Listed entries
_ _ _

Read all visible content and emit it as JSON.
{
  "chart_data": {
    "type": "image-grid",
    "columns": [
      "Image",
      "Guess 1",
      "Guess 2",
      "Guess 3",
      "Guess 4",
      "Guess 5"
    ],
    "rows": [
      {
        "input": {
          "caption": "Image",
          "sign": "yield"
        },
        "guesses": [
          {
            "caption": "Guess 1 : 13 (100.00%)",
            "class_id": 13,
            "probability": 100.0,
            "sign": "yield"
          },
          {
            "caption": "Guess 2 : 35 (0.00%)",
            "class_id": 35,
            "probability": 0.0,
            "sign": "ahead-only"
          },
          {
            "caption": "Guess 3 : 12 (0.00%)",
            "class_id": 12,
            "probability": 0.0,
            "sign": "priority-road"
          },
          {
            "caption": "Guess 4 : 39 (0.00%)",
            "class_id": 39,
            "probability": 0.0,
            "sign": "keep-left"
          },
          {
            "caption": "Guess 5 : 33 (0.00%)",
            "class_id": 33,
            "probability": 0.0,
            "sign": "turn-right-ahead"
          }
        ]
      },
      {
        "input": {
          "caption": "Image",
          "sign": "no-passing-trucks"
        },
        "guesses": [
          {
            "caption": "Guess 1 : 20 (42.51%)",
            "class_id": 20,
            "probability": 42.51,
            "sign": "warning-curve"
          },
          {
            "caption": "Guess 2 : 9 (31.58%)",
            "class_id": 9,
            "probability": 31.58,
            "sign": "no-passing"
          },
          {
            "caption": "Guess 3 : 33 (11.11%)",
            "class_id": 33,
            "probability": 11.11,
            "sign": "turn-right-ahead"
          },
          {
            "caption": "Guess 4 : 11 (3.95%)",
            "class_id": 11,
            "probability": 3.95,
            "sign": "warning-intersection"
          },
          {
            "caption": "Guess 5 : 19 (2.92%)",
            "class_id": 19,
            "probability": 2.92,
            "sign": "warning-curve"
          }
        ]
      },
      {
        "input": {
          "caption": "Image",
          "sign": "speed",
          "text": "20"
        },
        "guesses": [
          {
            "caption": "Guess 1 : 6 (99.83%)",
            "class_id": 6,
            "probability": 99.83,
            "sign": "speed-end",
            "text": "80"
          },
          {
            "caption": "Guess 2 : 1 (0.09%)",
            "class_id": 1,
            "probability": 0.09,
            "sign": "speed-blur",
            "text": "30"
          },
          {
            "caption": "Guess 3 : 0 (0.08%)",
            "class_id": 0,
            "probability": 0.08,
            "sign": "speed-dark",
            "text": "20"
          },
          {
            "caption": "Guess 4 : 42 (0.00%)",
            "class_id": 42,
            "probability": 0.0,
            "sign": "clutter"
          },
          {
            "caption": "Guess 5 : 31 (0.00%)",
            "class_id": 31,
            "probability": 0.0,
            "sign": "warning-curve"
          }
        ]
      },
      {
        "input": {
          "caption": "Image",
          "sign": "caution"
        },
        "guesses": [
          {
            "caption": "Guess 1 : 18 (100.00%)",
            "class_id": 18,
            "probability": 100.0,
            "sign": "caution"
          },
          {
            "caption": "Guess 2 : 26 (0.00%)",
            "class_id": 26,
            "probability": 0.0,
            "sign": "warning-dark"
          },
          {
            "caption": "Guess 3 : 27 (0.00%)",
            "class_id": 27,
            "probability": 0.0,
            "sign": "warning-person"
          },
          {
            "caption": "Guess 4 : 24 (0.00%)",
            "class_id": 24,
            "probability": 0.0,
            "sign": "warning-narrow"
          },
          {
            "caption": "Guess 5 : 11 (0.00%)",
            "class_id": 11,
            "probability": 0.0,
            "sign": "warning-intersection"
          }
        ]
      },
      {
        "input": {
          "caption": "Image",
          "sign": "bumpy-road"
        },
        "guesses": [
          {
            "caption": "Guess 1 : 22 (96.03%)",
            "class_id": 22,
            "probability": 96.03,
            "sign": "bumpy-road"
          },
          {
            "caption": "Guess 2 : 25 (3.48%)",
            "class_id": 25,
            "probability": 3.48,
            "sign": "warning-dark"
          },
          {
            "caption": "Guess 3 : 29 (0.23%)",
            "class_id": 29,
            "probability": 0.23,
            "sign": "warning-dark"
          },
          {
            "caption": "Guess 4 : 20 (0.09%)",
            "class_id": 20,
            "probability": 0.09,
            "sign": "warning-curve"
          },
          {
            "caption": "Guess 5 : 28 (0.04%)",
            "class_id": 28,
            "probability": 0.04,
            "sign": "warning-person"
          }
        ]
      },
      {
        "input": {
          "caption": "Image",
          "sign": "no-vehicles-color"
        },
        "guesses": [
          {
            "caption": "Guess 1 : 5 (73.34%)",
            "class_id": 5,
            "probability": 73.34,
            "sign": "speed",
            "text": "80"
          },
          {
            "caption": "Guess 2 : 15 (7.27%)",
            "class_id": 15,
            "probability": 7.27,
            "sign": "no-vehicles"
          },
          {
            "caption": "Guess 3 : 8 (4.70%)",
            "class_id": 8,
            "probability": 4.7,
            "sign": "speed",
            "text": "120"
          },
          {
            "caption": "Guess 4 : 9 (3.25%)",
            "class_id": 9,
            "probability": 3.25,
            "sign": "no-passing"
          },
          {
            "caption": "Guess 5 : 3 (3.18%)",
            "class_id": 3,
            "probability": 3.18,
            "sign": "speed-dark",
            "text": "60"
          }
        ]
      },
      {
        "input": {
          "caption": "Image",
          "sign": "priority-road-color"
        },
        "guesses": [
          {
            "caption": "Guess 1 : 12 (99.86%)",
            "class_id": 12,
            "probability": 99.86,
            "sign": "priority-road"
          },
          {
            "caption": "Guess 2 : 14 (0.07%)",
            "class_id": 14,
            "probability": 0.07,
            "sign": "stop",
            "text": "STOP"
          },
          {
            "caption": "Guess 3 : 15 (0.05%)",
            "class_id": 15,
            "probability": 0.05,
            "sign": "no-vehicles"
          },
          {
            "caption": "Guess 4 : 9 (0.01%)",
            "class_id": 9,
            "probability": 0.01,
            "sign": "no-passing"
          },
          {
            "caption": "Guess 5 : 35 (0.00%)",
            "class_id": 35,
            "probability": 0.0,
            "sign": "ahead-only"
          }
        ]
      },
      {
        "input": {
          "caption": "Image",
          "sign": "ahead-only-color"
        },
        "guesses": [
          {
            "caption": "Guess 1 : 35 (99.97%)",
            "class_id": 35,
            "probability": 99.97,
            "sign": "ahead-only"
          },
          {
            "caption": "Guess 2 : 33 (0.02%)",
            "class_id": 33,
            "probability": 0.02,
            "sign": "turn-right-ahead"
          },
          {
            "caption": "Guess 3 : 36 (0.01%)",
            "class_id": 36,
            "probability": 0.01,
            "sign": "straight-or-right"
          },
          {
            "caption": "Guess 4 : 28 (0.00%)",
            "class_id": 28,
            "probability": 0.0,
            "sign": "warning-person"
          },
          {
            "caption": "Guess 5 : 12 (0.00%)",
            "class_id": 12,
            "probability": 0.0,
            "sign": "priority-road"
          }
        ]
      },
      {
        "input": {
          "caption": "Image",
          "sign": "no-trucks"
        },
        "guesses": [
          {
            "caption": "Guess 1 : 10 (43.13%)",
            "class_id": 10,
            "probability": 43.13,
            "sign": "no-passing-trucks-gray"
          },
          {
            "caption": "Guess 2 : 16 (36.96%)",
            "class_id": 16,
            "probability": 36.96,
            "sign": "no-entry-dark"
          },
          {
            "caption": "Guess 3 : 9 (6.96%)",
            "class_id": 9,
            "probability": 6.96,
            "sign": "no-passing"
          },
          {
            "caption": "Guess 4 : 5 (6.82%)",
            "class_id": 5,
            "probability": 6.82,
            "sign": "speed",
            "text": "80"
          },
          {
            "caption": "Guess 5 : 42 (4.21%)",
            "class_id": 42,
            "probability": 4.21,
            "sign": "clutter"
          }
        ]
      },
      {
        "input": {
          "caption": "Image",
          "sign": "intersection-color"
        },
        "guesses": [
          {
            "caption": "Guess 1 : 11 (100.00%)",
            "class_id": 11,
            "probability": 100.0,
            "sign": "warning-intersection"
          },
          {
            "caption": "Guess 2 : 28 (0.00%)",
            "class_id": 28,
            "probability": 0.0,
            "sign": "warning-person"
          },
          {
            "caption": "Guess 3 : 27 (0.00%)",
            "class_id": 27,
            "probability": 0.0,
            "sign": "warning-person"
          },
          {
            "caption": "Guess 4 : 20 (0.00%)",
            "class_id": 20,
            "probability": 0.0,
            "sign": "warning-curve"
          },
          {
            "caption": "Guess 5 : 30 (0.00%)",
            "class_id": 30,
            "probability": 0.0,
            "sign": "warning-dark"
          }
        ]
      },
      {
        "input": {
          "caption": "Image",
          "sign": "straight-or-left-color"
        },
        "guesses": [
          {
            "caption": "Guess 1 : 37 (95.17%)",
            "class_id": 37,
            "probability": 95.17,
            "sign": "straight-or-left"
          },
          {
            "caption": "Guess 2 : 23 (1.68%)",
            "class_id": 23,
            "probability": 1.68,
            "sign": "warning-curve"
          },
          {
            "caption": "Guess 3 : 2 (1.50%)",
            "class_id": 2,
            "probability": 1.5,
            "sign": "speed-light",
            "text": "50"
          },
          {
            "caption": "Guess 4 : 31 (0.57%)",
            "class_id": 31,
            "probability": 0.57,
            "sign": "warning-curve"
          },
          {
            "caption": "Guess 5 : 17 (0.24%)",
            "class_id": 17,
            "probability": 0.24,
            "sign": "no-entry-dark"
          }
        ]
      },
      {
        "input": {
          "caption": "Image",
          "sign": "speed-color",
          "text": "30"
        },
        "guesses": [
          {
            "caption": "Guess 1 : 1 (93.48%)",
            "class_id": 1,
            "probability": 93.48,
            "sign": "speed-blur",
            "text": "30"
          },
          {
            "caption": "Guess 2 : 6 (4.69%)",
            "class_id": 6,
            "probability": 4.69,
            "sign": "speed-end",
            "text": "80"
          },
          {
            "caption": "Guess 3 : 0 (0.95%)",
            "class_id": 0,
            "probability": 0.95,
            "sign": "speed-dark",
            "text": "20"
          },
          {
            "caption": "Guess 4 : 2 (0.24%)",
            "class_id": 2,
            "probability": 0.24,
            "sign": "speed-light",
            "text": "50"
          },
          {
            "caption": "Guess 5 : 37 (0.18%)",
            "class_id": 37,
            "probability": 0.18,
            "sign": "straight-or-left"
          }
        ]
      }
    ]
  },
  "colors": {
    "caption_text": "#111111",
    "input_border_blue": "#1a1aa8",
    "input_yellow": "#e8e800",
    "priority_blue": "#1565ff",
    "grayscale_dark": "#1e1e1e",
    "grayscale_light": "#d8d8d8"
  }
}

_ _ _

Required task
Copy each line of the preceding data that contains the string "trucks".

Result of the task
          "sign": "no-passing-trucks"
          "sign": "no-trucks"
            "sign": "no-passing-trucks-gray"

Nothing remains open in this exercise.